** Given task **
Transcribe the lines below verbatim, skipping the images.

--- BEGIN ---

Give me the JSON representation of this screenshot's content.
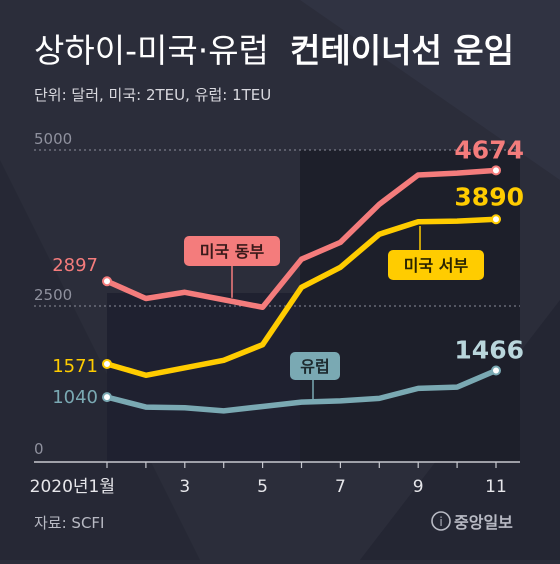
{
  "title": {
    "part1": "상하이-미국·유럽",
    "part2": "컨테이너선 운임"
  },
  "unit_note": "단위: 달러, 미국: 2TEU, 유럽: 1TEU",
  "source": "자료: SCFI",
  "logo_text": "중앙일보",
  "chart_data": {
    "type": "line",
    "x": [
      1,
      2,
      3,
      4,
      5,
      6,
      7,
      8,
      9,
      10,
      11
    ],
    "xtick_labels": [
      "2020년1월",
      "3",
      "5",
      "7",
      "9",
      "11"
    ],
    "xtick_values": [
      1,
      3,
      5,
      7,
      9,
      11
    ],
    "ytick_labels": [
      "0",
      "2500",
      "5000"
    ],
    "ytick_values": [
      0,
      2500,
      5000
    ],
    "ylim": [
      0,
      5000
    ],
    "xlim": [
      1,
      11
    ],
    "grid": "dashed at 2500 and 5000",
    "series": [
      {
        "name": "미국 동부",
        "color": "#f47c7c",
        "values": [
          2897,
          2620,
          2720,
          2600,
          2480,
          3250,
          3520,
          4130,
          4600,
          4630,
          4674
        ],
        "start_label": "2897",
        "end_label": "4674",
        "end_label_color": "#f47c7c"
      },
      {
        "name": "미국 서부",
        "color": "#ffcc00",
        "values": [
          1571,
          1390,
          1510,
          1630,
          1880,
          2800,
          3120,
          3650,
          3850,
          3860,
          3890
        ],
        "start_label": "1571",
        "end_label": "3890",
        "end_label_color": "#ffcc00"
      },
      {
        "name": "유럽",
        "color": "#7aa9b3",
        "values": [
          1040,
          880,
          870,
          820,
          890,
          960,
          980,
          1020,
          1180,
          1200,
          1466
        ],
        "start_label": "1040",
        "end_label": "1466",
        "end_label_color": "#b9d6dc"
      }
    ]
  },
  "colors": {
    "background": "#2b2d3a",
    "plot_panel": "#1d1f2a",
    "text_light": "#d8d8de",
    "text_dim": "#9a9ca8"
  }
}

--- END ---

** Correct result **
Give me the JSON representation of this screenshot's content.
{
  "title": {
    "part1": "상하이-미국·유럽",
    "part2": "컨테이너선 운임"
  },
  "unit_note": "단위: 달러, 미국: 2TEU, 유럽: 1TEU",
  "source": "자료: SCFI",
  "logo_text": "중앙일보",
  "chart_data": {
    "type": "line",
    "x": [
      1,
      2,
      3,
      4,
      5,
      6,
      7,
      8,
      9,
      10,
      11
    ],
    "xtick_labels": [
      "2020년1월",
      "3",
      "5",
      "7",
      "9",
      "11"
    ],
    "xtick_values": [
      1,
      3,
      5,
      7,
      9,
      11
    ],
    "ytick_labels": [
      "0",
      "2500",
      "5000"
    ],
    "ytick_values": [
      0,
      2500,
      5000
    ],
    "ylim": [
      0,
      5000
    ],
    "xlim": [
      1,
      11
    ],
    "grid": "dashed at 2500 and 5000",
    "series": [
      {
        "name": "미국 동부",
        "color": "#f47c7c",
        "values": [
          2897,
          2620,
          2720,
          2600,
          2480,
          3250,
          3520,
          4130,
          4600,
          4630,
          4674
        ],
        "start_label": "2897",
        "end_label": "4674",
        "end_label_color": "#f47c7c"
      },
      {
        "name": "미국 서부",
        "color": "#ffcc00",
        "values": [
          1571,
          1390,
          1510,
          1630,
          1880,
          2800,
          3120,
          3650,
          3850,
          3860,
          3890
        ],
        "start_label": "1571",
        "end_label": "3890",
        "end_label_color": "#ffcc00"
      },
      {
        "name": "유럽",
        "color": "#7aa9b3",
        "values": [
          1040,
          880,
          870,
          820,
          890,
          960,
          980,
          1020,
          1180,
          1200,
          1466
        ],
        "start_label": "1040",
        "end_label": "1466",
        "end_label_color": "#b9d6dc"
      }
    ]
  },
  "colors": {
    "background": "#2b2d3a",
    "plot_panel": "#1d1f2a",
    "text_light": "#d8d8de",
    "text_dim": "#9a9ca8"
  }
}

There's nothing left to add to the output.